▶ [Task instructions]: Leave the pictures out. Return all other data exactly.

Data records
━━━
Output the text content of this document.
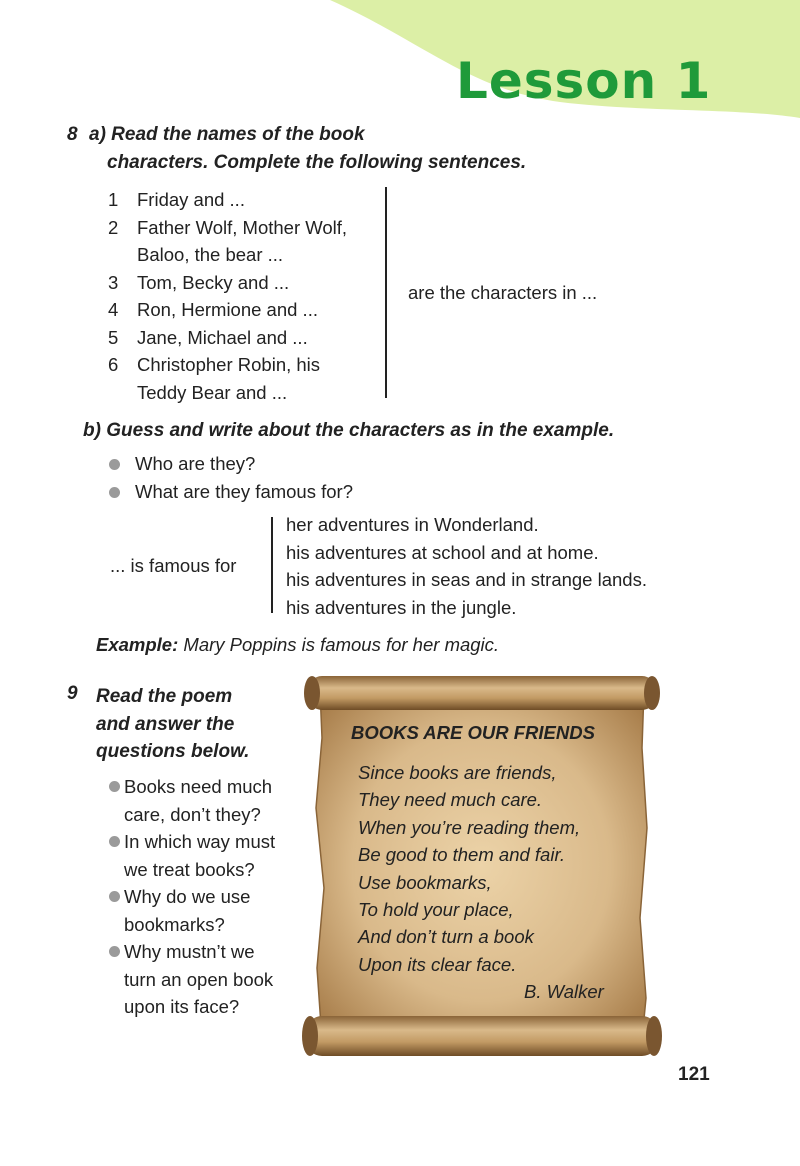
Lesson 1
8 a) Read the names of the book
characters. Complete the following sentences.
1	Friday and ...
2	Father Wolf, Mother Wolf,
Baloo, the bear ...
3	Tom, Becky and ...
4	Ron, Hermione and ...
5	Jane, Michael and ...
6	Christopher Robin, his
Teddy Bear and ...
are the characters in ...
b) Guess and write about the characters as in the example.
Who are they?
What are they famous for?
... is famous for
her adventures in Wonderland.
his adventures at school and at home.
his adventures in seas and in strange lands.
his adventures in the jungle.
Example: Mary Poppins is famous for her magic.
9 Read the poem
and answer the
questions below.
Books need much
care, don’t they?
In which way must
we treat books?
Why do we use
bookmarks?
Why mustn’t we
turn an open book
upon its face?
BOOKS ARE OUR FRIENDS
Since books are friends,
They need much care.
When you’re reading them,
Be good to them and fair.
Use bookmarks,
To hold your place,
And don’t turn a book
Upon its clear face.
B. Walker
121
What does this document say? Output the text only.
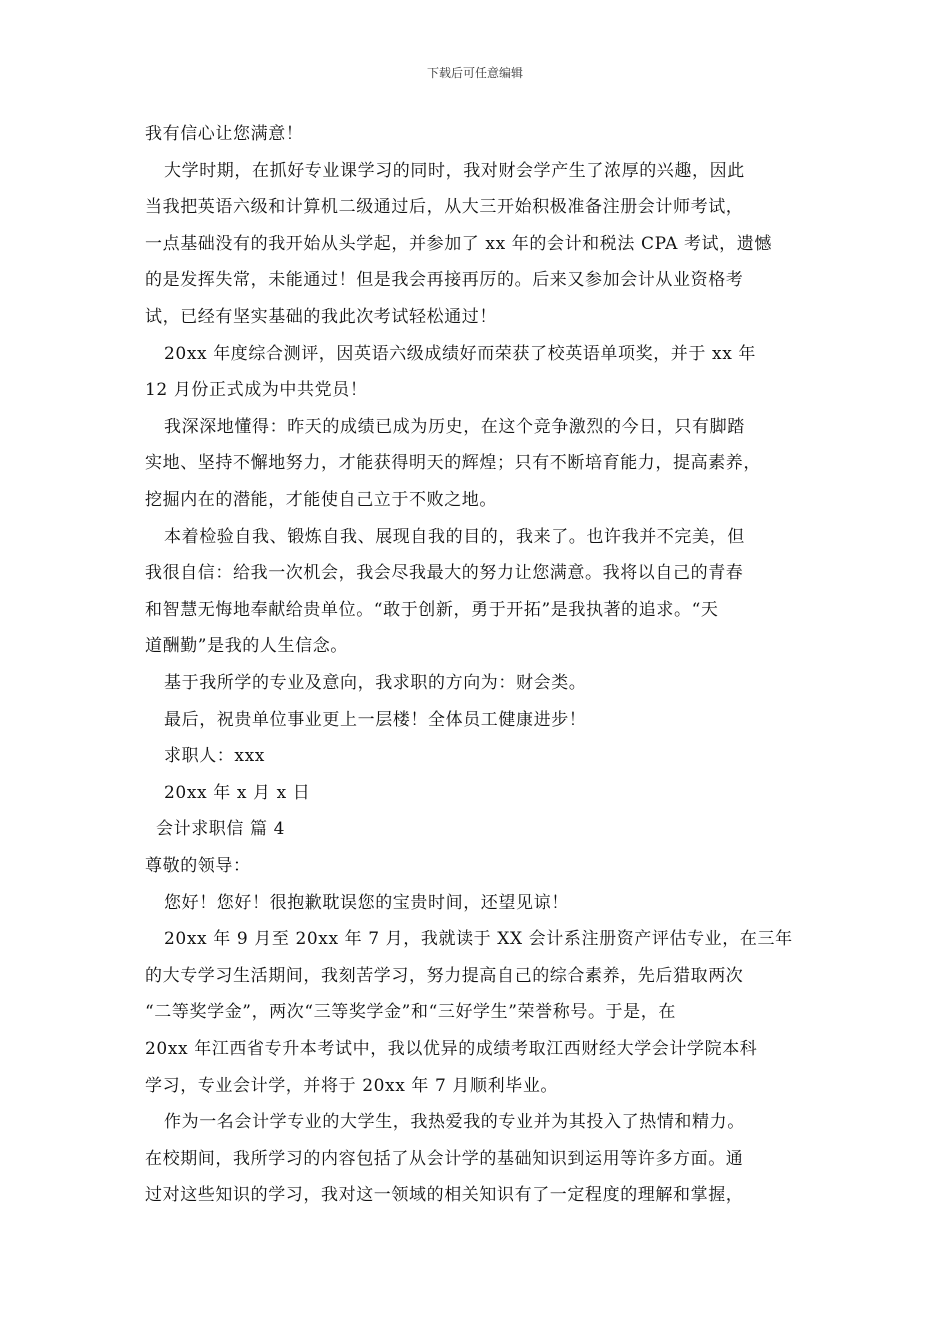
下载后可任意编辑
我有信心让您满意！
大学时期，在抓好专业课学习的同时，我对财会学产生了浓厚的兴趣，因此
当我把英语六级和计算机二级通过后，从大三开始积极准备注册会计师考试，
一点基础没有的我开始从头学起，并参加了 xx 年的会计和税法 CPA 考试，遗憾
的是发挥失常，未能通过！但是我会再接再厉的。后来又参加会计从业资格考
试，已经有坚实基础的我此次考试轻松通过！
20xx 年度综合测评，因英语六级成绩好而荣获了校英语单项奖，并于 xx 年
12 月份正式成为中共党员！
我深深地懂得：昨天的成绩已成为历史，在这个竞争激烈的今日，只有脚踏
实地、坚持不懈地努力，才能获得明天的辉煌；只有不断培育能力，提高素养，
挖掘内在的潜能，才能使自己立于不败之地。
本着检验自我、锻炼自我、展现自我的目的，我来了。也许我并不完美，但
我很自信：给我一次机会，我会尽我最大的努力让您满意。我将以自己的青春
和智慧无悔地奉献给贵单位。“敢于创新，勇于开拓”是我执著的追求。“天
道酬勤”是我的人生信念。
基于我所学的专业及意向，我求职的方向为：财会类。
最后，祝贵单位事业更上一层楼！全体员工健康进步！
求职人：xxx
20xx 年 x 月 x 日
会计求职信 篇 4
尊敬的领导：
您好！您好！很抱歉耽误您的宝贵时间，还望见谅！
20xx 年 9 月至 20xx 年 7 月，我就读于 XX 会计系注册资产评估专业，在三年
的大专学习生活期间，我刻苦学习，努力提高自己的综合素养，先后猎取两次
“二等奖学金”，两次“三等奖学金”和“三好学生”荣誉称号。于是，在
20xx 年江西省专升本考试中，我以优异的成绩考取江西财经大学会计学院本科
学习，专业会计学，并将于 20xx 年 7 月顺利毕业。
作为一名会计学专业的大学生，我热爱我的专业并为其投入了热情和精力。
在校期间，我所学习的内容包括了从会计学的基础知识到运用等许多方面。通
过对这些知识的学习，我对这一领域的相关知识有了一定程度的理解和掌握，
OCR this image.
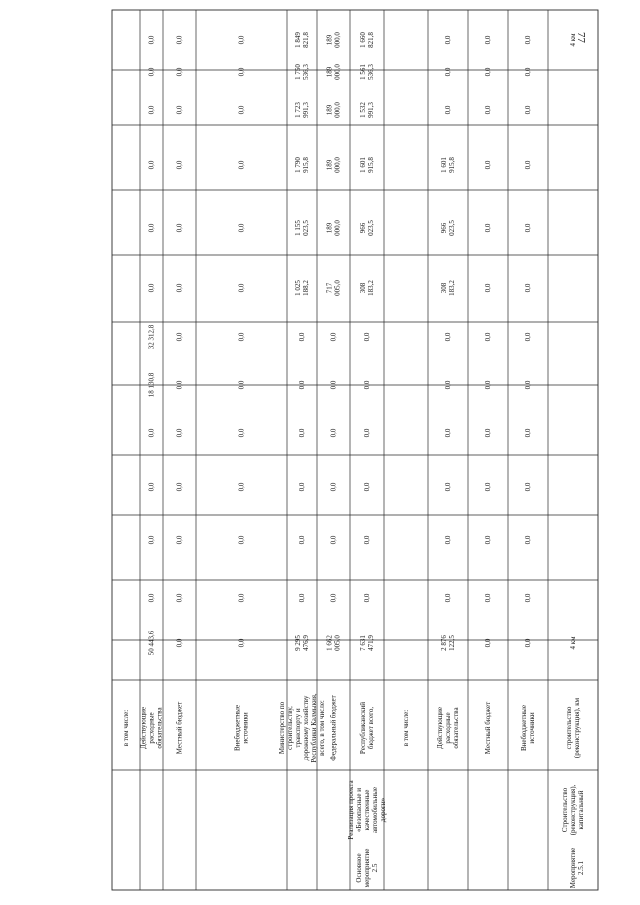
77
в том числе: Действующиерасходныеобязательства
50 443,6
0,0
0,0
0,0
0,0
18 130,8
32 312,8
0,0
0,0
0,0
0,0
0,0
0,0
Местный бюджет
0,0
0,0
0,0
0,0
0,0
0,0
0,0
0,0
0,0
0,0
0,0
0,0
0,0
Внебюджетныеисточники
0,0
0,0
0,0
0,0
0,0
0,0
0,0
0,0
0,0
0,0
0,0
0,0
0,0
Министерство построительству,транспорту идорожному хозяйствуРеспублики Калмыкия,всего, в том числе:
9 295476,9
0,0
0,0
0,0
0,0
0,0
0,0
1 025188,2
1 155023,5
1 790915,8
1 723991,3
1 750536,3
1 849821,8
Федеральный бюджет
1 662005,0
0,0
0,0
0,0
0,0
0,0
0,0
717005,0
189000,0
189000,0
189000,0
189000,0
189000,0
Республиканскийбюджет всего,
Основноемероприятие2.5
Реализация проекта«Безопасные икачественныеавтомобильныедороги»
7 631471,9
0,0
0,0
0,0
0,0
0,0
0,0
308183,2
966023,5
1 601915,8
1 532991,3
1 561536,3
1 660821,8
в том числе:	Действующиерасходныеобязательства
2 876122,5
0,0
0,0
0,0
0,0
0,0
0,0
308183,2
966023,5
1 601915,8
0,0
0,0
0,0
Местный бюджет
0,0
0,0
0,0
0,0
0,0
0,0
0,0
0,0
0,0
0,0
0,0
0,0
0,0
Внебюджетныеисточники
0,0
0,0
0,0
0,0
0,0
0,0
0,0
0,0
0,0
0,0
0,0
0,0
0,0
строительство(реконструкция), км
Мероприятие2.5.1
Строительство(реконструкция),капитальный
4 км
4 км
━━━
▶ [Completed exercise]:
Output the text content of this document.
Lesson 1
8 a) Read the names of the book
characters. Complete the following sentences.
1	Friday and ...
2	Father Wolf, Mother Wolf,
Baloo, the bear ...
3	Tom, Becky and ...
4	Ron, Hermione and ...
5	Jane, Michael and ...
6	Christopher Robin, his
Teddy Bear and ...
are the characters in ...
b) Guess and write about the characters as in the example.
Who are they?
What are they famous for?
... is famous for
her adventures in Wonderland.
his adventures at school and at home.
his adventures in seas and in strange lands.
his adventures in the jungle.
Example: Mary Poppins is famous for her magic.
9 Read the poem
and answer the
questions below.
Books need much
care, don’t they?
In which way must
we treat books?
Why do we use
bookmarks?
Why mustn’t we
turn an open book
upon its face?
BOOKS ARE OUR FRIENDS
Since books are friends,
They need much care.
When you’re reading them,
Be good to them and fair.
Use bookmarks,
To hold your place,
And don’t turn a book
Upon its clear face.
B. Walker
121
What does this document say? Output the text only.
下载后可任意编辑
我有信心让您满意！
大学时期，在抓好专业课学习的同时，我对财会学产生了浓厚的兴趣，因此
当我把英语六级和计算机二级通过后，从大三开始积极准备注册会计师考试，
一点基础没有的我开始从头学起，并参加了 xx 年的会计和税法 CPA 考试，遗憾
的是发挥失常，未能通过！但是我会再接再厉的。后来又参加会计从业资格考
试，已经有坚实基础的我此次考试轻松通过！
20xx 年度综合测评，因英语六级成绩好而荣获了校英语单项奖，并于 xx 年
12 月份正式成为中共党员！
我深深地懂得：昨天的成绩已成为历史，在这个竞争激烈的今日，只有脚踏
实地、坚持不懈地努力，才能获得明天的辉煌；只有不断培育能力，提高素养，
挖掘内在的潜能，才能使自己立于不败之地。
本着检验自我、锻炼自我、展现自我的目的，我来了。也许我并不完美，但
我很自信：给我一次机会，我会尽我最大的努力让您满意。我将以自己的青春
和智慧无悔地奉献给贵单位。“敢于创新，勇于开拓”是我执著的追求。“天
道酬勤”是我的人生信念。
基于我所学的专业及意向，我求职的方向为：财会类。
最后，祝贵单位事业更上一层楼！全体员工健康进步！
求职人：xxx
20xx 年 x 月 x 日
会计求职信 篇 4
尊敬的领导：
您好！您好！很抱歉耽误您的宝贵时间，还望见谅！
20xx 年 9 月至 20xx 年 7 月，我就读于 XX 会计系注册资产评估专业，在三年
的大专学习生活期间，我刻苦学习，努力提高自己的综合素养，先后猎取两次
“二等奖学金”，两次“三等奖学金”和“三好学生”荣誉称号。于是，在
20xx 年江西省专升本考试中，我以优异的成绩考取江西财经大学会计学院本科
学习，专业会计学，并将于 20xx 年 7 月顺利毕业。
作为一名会计学专业的大学生，我热爱我的专业并为其投入了热情和精力。
在校期间，我所学习的内容包括了从会计学的基础知识到运用等许多方面。通
过对这些知识的学习，我对这一领域的相关知识有了一定程度的理解和掌握，
OCR this image.
77
в том числе: Действующиерасходныеобязательства
50 443,6
0,0
0,0
0,0
0,0
18 130,8
32 312,8
0,0
0,0
0,0
0,0
0,0
0,0
Местный бюджет
0,0
0,0
0,0
0,0
0,0
0,0
0,0
0,0
0,0
0,0
0,0
0,0
0,0
Внебюджетныеисточники
0,0
0,0
0,0
0,0
0,0
0,0
0,0
0,0
0,0
0,0
0,0
0,0
0,0
Министерство построительству,транспорту идорожному хозяйствуРеспублики Калмыкия,всего, в том числе:
9 295476,9
0,0
0,0
0,0
0,0
0,0
0,0
1 025188,2
1 155023,5
1 790915,8
1 723991,3
1 750536,3
1 849821,8
Федеральный бюджет
1 662005,0
0,0
0,0
0,0
0,0
0,0
0,0
717005,0
189000,0
189000,0
189000,0
189000,0
189000,0
Республиканскийбюджет всего,
Основноемероприятие2.5
Реализация проекта«Безопасные икачественныеавтомобильныедороги»
7 631471,9
0,0
0,0
0,0
0,0
0,0
0,0
308183,2
966023,5
1 601915,8
1 532991,3
1 561536,3
1 660821,8
в том числе:	Действующиерасходныеобязательства
2 876122,5
0,0
0,0
0,0
0,0
0,0
0,0
308183,2
966023,5
1 601915,8
0,0
0,0
0,0
Местный бюджет
0,0
0,0
0,0
0,0
0,0
0,0
0,0
0,0
0,0
0,0
0,0
0,0
0,0
Внебюджетныеисточники
0,0
0,0
0,0
0,0
0,0
0,0
0,0
0,0
0,0
0,0
0,0
0,0
0,0
строительство(реконструкция), км
Мероприятие2.5.1
Строительство(реконструкция),капитальный
4 км
4 км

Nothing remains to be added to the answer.